* **The records**:
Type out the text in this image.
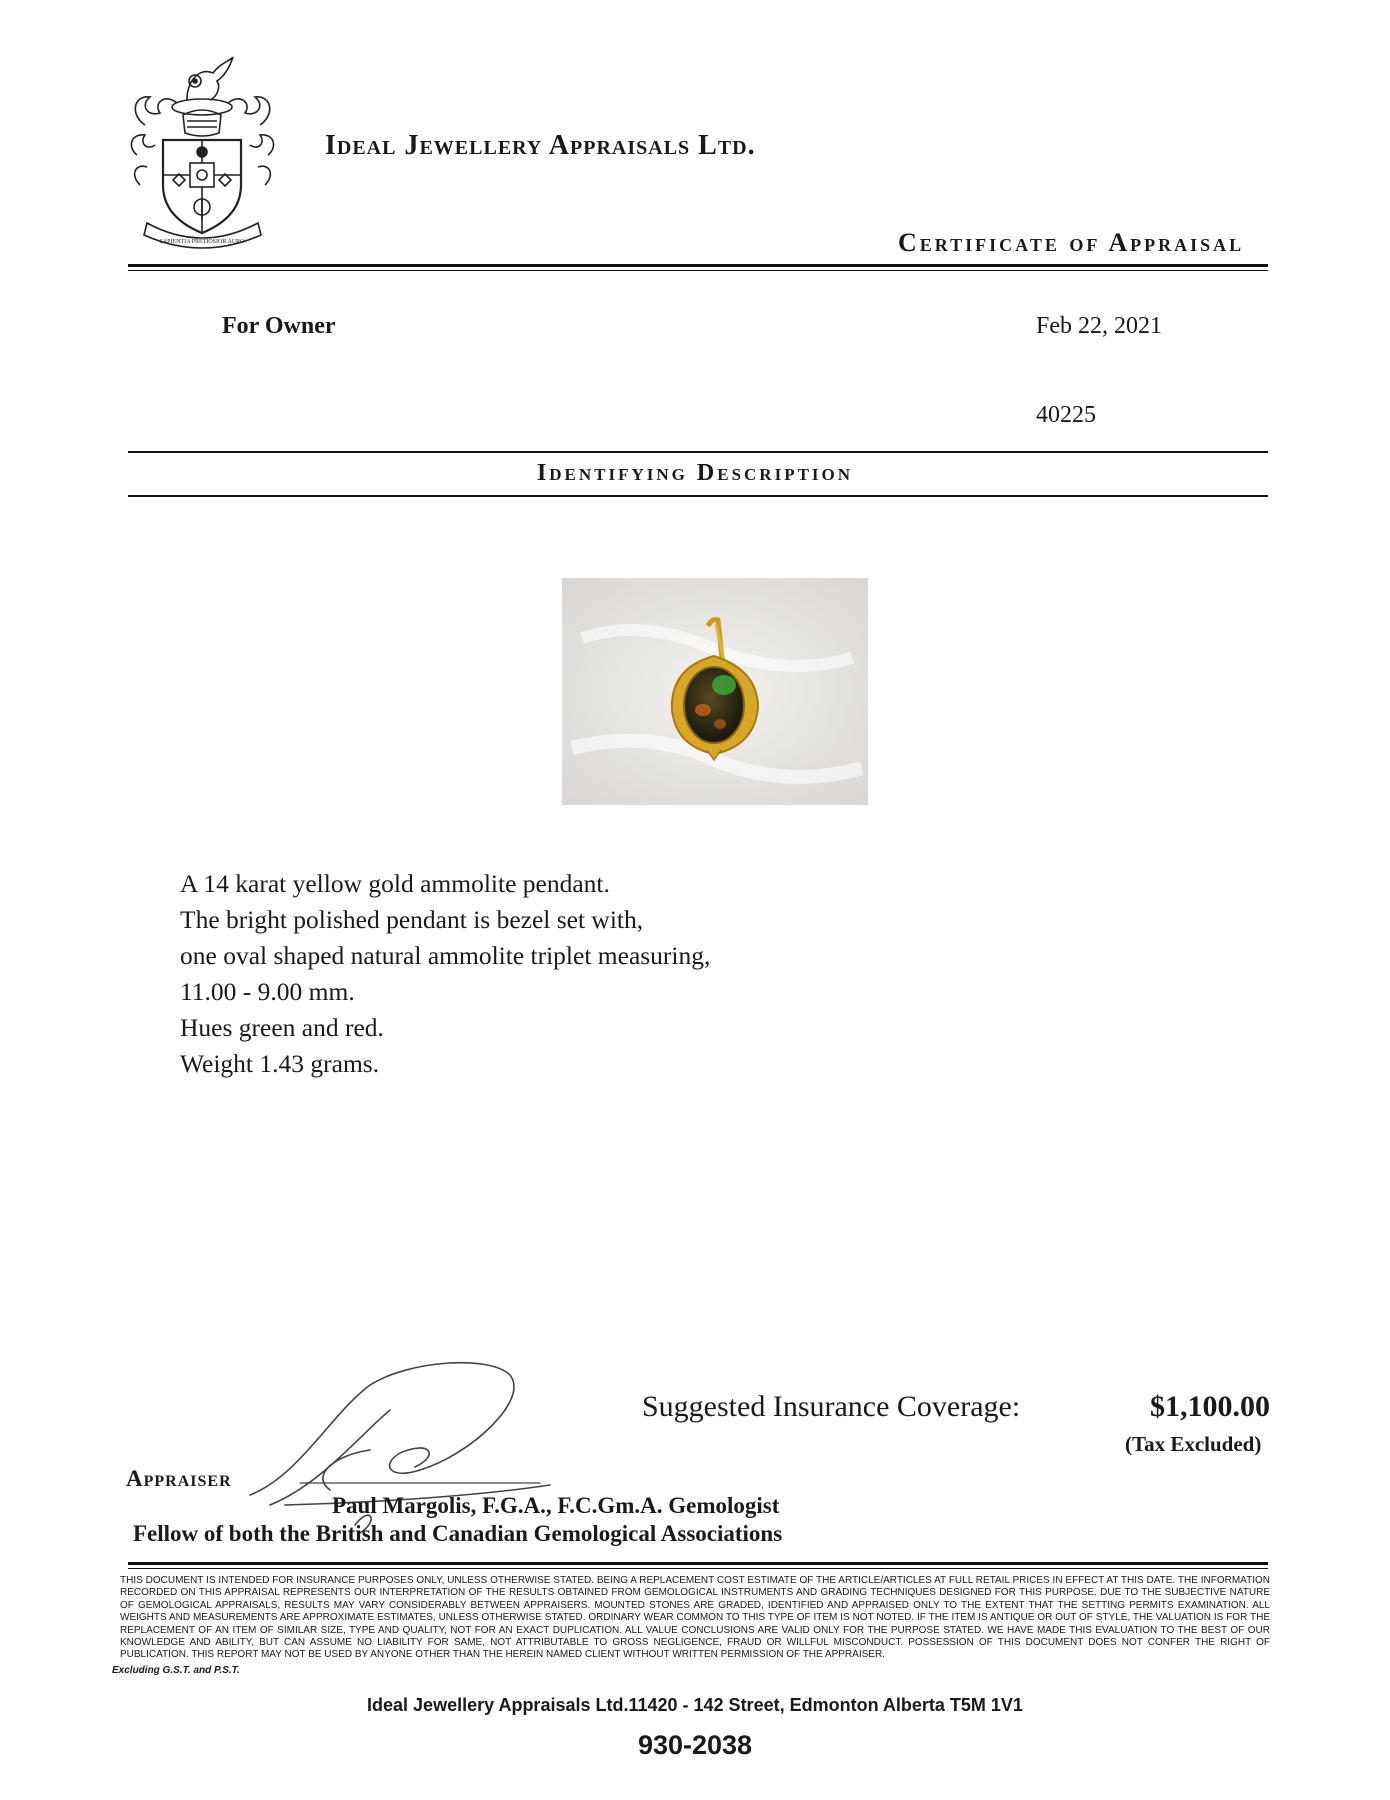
SAPIENTIA PRETIOSIOR AURO
Ideal Jewellery Appraisals Ltd.
Certificate of Appraisal
For Owner	Feb 22, 2021
40225
Identifying Description
A 14 karat yellow gold ammolite pendant.
The bright polished pendant is bezel set with,
one oval shaped natural ammolite triplet measuring,
11.00 - 9.00 mm.
Hues green and red.
Weight 1.43 grams.
Suggested Insurance Coverage:	$1,100.00
(Tax Excluded)
Appraiser
Paul Margolis, F.G.A., F.C.Gm.A. Gemologist
Fellow of both the British and Canadian Gemological Associations
THIS DOCUMENT IS INTENDED FOR INSURANCE PURPOSES ONLY, UNLESS OTHERWISE STATED. BEING A REPLACEMENT COST ESTIMATE OF THE ARTICLE/ARTICLES AT FULL RETAIL PRICES IN EFFECT AT THIS DATE. THE INFORMATION RECORDED ON THIS APPRAISAL REPRESENTS OUR INTERPRETATION OF THE RESULTS OBTAINED FROM GEMOLOGICAL INSTRUMENTS AND GRADING TECHNIQUES DESIGNED FOR THIS PURPOSE. DUE TO THE SUBJECTIVE NATURE OF GEMOLOGICAL APPRAISALS, RESULTS MAY VARY CONSIDERABLY BETWEEN APPRAISERS. MOUNTED STONES ARE GRADED, IDENTIFIED AND APPRAISED ONLY TO THE EXTENT THAT THE SETTING PERMITS EXAMINATION. ALL WEIGHTS AND MEASUREMENTS ARE APPROXIMATE ESTIMATES, UNLESS OTHERWISE STATED. ORDINARY WEAR COMMON TO THIS TYPE OF ITEM IS NOT NOTED. IF THE ITEM IS ANTIQUE OR OUT OF STYLE, THE VALUATION IS FOR THE REPLACEMENT OF AN ITEM OF SIMILAR SIZE, TYPE AND QUALITY, NOT FOR AN EXACT DUPLICATION. ALL VALUE CONCLUSIONS ARE VALID ONLY FOR THE PURPOSE STATED. WE HAVE MADE THIS EVALUATION TO THE BEST OF OUR KNOWLEDGE AND ABILITY, BUT CAN ASSUME NO LIABILITY FOR SAME, NOT ATTRIBUTABLE TO GROSS NEGLIGENCE, FRAUD OR WILLFUL MISCONDUCT. POSSESSION OF THIS DOCUMENT DOES NOT CONFER THE RIGHT OF PUBLICATION. THIS REPORT MAY NOT BE USED BY ANYONE OTHER THAN THE HEREIN NAMED CLIENT WITHOUT WRITTEN PERMISSION OF THE APPRAISER.
Excluding G.S.T. and P.S.T.
Ideal Jewellery Appraisals Ltd.11420 - 142 Street, Edmonton Alberta T5M 1V1
930-2038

* **Task to complete**:
Excluding the pictures, restate the records above word for word.

* **Result below**:
Type out the text in this image.
SAPIENTIA PRETIOSIOR AURO
Ideal Jewellery Appraisals Ltd.
Certificate of Appraisal
For Owner	Feb 22, 2021
40225
Identifying Description
A 14 karat yellow gold ammolite pendant.
The bright polished pendant is bezel set with,
one oval shaped natural ammolite triplet measuring,
11.00 - 9.00 mm.
Hues green and red.
Weight 1.43 grams.
Suggested Insurance Coverage:	$1,100.00
(Tax Excluded)
Appraiser
Paul Margolis, F.G.A., F.C.Gm.A. Gemologist
Fellow of both the British and Canadian Gemological Associations
THIS DOCUMENT IS INTENDED FOR INSURANCE PURPOSES ONLY, UNLESS OTHERWISE STATED. BEING A REPLACEMENT COST ESTIMATE OF THE ARTICLE/ARTICLES AT FULL RETAIL PRICES IN EFFECT AT THIS DATE. THE INFORMATION RECORDED ON THIS APPRAISAL REPRESENTS OUR INTERPRETATION OF THE RESULTS OBTAINED FROM GEMOLOGICAL INSTRUMENTS AND GRADING TECHNIQUES DESIGNED FOR THIS PURPOSE. DUE TO THE SUBJECTIVE NATURE OF GEMOLOGICAL APPRAISALS, RESULTS MAY VARY CONSIDERABLY BETWEEN APPRAISERS. MOUNTED STONES ARE GRADED, IDENTIFIED AND APPRAISED ONLY TO THE EXTENT THAT THE SETTING PERMITS EXAMINATION. ALL WEIGHTS AND MEASUREMENTS ARE APPROXIMATE ESTIMATES, UNLESS OTHERWISE STATED. ORDINARY WEAR COMMON TO THIS TYPE OF ITEM IS NOT NOTED. IF THE ITEM IS ANTIQUE OR OUT OF STYLE, THE VALUATION IS FOR THE REPLACEMENT OF AN ITEM OF SIMILAR SIZE, TYPE AND QUALITY, NOT FOR AN EXACT DUPLICATION. ALL VALUE CONCLUSIONS ARE VALID ONLY FOR THE PURPOSE STATED. WE HAVE MADE THIS EVALUATION TO THE BEST OF OUR KNOWLEDGE AND ABILITY, BUT CAN ASSUME NO LIABILITY FOR SAME, NOT ATTRIBUTABLE TO GROSS NEGLIGENCE, FRAUD OR WILLFUL MISCONDUCT. POSSESSION OF THIS DOCUMENT DOES NOT CONFER THE RIGHT OF PUBLICATION. THIS REPORT MAY NOT BE USED BY ANYONE OTHER THAN THE HEREIN NAMED CLIENT WITHOUT WRITTEN PERMISSION OF THE APPRAISER.
Excluding G.S.T. and P.S.T.
Ideal Jewellery Appraisals Ltd.11420 - 142 Street, Edmonton Alberta T5M 1V1
930-2038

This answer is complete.